Dataset entries:
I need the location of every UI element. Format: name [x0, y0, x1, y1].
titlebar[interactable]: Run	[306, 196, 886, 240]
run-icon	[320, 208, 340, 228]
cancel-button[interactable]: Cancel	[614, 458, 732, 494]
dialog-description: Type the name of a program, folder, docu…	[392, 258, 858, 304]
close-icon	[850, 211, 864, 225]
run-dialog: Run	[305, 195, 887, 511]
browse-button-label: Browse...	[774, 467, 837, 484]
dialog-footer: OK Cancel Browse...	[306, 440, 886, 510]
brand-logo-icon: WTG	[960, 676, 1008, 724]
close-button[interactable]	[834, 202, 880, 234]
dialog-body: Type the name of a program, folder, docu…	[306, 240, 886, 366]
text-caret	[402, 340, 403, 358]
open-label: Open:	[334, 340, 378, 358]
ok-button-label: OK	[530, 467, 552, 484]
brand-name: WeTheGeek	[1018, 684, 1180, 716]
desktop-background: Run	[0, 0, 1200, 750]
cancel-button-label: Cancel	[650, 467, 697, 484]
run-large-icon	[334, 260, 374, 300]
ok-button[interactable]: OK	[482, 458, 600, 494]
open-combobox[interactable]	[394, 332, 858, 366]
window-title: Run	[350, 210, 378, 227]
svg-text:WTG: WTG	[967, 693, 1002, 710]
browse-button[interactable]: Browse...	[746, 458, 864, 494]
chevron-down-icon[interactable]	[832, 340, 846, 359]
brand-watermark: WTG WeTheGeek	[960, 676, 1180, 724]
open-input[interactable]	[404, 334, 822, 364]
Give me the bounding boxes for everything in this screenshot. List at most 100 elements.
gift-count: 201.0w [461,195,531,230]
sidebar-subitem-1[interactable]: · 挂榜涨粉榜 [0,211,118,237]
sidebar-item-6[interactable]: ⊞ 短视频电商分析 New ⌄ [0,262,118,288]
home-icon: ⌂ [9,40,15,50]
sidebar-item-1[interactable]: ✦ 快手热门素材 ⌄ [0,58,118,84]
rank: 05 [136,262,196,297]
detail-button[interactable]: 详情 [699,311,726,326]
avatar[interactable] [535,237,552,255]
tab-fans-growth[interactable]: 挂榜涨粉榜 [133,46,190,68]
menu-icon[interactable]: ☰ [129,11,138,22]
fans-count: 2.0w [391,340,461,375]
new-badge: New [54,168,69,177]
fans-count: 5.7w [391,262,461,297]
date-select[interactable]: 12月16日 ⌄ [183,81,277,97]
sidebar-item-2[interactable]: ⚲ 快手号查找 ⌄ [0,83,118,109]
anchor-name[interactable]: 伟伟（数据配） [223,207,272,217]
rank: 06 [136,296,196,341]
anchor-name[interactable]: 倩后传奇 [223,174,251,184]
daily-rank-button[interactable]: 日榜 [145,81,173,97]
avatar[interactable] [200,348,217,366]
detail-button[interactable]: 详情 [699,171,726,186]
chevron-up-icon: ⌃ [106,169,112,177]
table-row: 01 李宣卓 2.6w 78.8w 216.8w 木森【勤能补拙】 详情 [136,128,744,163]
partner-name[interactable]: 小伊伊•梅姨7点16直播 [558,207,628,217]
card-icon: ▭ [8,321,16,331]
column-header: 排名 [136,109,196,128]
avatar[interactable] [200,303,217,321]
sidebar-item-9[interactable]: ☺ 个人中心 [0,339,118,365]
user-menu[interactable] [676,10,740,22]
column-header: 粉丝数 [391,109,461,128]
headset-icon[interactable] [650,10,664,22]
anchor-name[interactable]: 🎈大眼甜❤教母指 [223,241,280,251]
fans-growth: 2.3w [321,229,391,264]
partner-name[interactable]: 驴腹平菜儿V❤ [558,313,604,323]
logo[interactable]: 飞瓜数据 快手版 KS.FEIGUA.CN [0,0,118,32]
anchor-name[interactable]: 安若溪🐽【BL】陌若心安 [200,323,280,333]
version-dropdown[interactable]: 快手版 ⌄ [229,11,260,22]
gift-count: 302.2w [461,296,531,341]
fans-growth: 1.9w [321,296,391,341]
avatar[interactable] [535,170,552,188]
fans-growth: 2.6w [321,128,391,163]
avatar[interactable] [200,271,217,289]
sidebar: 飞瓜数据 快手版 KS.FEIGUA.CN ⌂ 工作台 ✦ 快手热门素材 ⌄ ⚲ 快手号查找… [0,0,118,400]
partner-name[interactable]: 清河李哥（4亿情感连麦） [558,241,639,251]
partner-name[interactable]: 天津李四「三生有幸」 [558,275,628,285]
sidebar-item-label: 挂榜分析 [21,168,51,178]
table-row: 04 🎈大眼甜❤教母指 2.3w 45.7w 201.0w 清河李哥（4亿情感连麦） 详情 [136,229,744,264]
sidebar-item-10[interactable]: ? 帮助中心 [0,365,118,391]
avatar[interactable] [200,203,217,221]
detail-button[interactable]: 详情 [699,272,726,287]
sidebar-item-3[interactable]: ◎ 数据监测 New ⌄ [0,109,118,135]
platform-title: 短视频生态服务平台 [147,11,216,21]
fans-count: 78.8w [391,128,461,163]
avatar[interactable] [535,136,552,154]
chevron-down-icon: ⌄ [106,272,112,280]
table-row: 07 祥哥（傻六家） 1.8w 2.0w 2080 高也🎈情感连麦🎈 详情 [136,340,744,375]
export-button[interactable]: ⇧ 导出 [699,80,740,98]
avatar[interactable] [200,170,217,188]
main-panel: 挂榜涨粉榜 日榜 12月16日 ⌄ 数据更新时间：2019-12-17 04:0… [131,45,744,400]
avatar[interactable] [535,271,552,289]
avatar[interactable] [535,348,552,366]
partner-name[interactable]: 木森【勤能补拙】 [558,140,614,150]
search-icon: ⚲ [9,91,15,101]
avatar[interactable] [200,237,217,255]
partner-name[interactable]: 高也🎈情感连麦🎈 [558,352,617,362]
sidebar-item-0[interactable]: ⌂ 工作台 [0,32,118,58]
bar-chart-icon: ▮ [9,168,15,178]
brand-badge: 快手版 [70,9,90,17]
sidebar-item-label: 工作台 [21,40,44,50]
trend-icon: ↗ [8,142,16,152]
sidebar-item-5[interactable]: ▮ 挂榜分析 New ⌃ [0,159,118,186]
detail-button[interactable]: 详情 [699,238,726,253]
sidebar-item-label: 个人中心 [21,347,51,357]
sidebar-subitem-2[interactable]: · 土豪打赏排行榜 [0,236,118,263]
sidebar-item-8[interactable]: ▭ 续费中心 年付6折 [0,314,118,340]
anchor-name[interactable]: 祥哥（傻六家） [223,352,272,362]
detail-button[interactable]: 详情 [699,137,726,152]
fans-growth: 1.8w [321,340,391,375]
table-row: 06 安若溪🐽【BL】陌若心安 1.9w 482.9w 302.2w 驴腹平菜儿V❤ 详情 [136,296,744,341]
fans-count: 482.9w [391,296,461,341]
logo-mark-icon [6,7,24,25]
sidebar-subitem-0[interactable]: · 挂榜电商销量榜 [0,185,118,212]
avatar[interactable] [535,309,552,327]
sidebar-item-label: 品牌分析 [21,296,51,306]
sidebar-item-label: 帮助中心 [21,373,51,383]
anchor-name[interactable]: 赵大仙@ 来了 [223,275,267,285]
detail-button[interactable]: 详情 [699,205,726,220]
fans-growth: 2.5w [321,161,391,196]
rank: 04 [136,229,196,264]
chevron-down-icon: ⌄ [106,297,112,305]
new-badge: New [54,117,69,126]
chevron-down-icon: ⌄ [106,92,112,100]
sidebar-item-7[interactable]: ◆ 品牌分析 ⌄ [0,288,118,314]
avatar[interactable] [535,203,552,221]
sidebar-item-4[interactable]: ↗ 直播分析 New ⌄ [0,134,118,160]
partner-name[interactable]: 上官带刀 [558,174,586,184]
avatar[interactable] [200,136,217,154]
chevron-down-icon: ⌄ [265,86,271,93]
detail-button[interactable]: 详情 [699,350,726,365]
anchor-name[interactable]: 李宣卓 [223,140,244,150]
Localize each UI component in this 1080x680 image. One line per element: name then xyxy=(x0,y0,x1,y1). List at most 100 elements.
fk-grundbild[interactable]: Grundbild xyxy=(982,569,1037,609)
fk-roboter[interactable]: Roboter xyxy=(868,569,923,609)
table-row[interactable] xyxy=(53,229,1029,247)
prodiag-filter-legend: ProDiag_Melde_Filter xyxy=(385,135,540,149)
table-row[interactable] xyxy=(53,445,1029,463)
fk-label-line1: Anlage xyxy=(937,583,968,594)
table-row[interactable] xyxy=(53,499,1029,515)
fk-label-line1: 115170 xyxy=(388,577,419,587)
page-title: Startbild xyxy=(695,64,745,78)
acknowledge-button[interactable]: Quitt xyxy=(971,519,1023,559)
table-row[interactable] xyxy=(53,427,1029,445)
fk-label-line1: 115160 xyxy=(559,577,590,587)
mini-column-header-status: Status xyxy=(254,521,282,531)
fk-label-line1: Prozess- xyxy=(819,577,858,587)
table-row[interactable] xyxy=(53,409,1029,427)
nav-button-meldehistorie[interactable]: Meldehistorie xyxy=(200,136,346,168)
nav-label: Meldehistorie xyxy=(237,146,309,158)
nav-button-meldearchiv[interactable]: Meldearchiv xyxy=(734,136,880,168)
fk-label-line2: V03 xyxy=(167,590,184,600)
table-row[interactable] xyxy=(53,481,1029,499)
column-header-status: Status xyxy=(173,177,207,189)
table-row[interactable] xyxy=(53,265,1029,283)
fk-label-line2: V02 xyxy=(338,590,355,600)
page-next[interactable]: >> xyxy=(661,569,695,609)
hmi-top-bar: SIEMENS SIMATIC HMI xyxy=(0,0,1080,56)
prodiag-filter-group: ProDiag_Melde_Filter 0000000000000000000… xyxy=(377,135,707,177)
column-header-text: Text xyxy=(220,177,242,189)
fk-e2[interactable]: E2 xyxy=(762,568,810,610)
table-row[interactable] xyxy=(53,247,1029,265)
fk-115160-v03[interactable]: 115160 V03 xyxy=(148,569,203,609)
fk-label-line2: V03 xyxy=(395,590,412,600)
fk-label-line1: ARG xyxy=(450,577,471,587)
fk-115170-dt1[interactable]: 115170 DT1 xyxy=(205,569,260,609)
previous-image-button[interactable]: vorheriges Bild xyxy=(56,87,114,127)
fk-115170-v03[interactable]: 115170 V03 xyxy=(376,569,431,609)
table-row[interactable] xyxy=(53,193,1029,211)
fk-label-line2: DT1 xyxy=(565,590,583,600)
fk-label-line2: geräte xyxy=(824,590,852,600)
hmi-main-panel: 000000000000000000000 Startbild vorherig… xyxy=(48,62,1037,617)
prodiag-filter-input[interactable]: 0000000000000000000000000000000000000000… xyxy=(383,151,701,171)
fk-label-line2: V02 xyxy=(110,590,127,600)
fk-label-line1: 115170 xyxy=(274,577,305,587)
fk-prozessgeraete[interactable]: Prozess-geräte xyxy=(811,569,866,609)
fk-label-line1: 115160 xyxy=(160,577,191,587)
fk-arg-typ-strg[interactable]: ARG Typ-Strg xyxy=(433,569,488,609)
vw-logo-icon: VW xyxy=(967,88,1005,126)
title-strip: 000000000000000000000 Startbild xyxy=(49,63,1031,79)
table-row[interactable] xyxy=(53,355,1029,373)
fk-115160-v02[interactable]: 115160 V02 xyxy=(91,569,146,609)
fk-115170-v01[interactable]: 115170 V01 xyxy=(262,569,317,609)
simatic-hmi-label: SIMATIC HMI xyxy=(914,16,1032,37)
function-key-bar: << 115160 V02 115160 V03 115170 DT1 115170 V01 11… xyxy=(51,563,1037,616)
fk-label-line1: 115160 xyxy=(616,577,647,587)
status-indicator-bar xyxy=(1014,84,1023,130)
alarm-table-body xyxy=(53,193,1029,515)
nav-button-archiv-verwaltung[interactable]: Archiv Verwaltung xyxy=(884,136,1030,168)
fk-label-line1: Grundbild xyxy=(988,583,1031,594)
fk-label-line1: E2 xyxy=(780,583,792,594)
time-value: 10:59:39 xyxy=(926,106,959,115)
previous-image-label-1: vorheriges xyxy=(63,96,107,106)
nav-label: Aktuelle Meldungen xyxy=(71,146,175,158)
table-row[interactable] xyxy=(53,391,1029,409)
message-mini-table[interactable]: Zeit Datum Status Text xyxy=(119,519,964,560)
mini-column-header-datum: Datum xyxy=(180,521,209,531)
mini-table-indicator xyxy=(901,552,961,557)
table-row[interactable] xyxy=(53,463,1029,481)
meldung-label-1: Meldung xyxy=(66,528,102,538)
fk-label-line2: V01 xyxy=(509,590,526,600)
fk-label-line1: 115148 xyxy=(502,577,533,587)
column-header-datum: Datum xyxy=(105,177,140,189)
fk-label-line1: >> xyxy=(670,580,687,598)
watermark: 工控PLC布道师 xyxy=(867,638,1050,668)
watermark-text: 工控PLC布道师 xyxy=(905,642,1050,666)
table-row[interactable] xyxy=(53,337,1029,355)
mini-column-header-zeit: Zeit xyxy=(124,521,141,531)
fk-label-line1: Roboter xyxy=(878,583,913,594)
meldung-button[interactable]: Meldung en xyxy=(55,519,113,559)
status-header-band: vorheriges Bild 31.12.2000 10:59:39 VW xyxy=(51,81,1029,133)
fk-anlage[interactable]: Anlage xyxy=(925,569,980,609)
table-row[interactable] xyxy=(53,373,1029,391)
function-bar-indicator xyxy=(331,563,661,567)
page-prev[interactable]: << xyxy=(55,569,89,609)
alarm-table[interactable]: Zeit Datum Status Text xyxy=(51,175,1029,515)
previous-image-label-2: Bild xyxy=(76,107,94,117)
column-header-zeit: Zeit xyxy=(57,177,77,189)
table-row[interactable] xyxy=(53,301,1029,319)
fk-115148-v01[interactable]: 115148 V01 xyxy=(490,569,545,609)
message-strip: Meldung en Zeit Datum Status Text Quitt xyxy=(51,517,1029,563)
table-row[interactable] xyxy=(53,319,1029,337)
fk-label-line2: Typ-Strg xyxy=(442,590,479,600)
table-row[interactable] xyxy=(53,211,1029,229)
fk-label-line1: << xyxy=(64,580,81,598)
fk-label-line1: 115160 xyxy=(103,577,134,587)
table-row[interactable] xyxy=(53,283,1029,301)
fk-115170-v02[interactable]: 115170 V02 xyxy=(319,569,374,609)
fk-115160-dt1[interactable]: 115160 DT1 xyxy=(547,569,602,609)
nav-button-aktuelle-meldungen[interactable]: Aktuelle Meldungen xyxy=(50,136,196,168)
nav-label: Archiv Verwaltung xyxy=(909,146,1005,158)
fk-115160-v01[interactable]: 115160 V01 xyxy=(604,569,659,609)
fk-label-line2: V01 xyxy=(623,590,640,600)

Problem requirements:
Quote word for word the data from its first line through the line that contains "195, 887, 511]", including both of those lines.

Full solution:
I need the location of every UI element. Format: name [x0, y0, x1, y1].
titlebar[interactable]: Run	[306, 196, 886, 240]
run-icon	[320, 208, 340, 228]
cancel-button[interactable]: Cancel	[614, 458, 732, 494]
dialog-description: Type the name of a program, folder, docu…	[392, 258, 858, 304]
close-icon	[850, 211, 864, 225]
run-dialog: Run	[305, 195, 887, 511]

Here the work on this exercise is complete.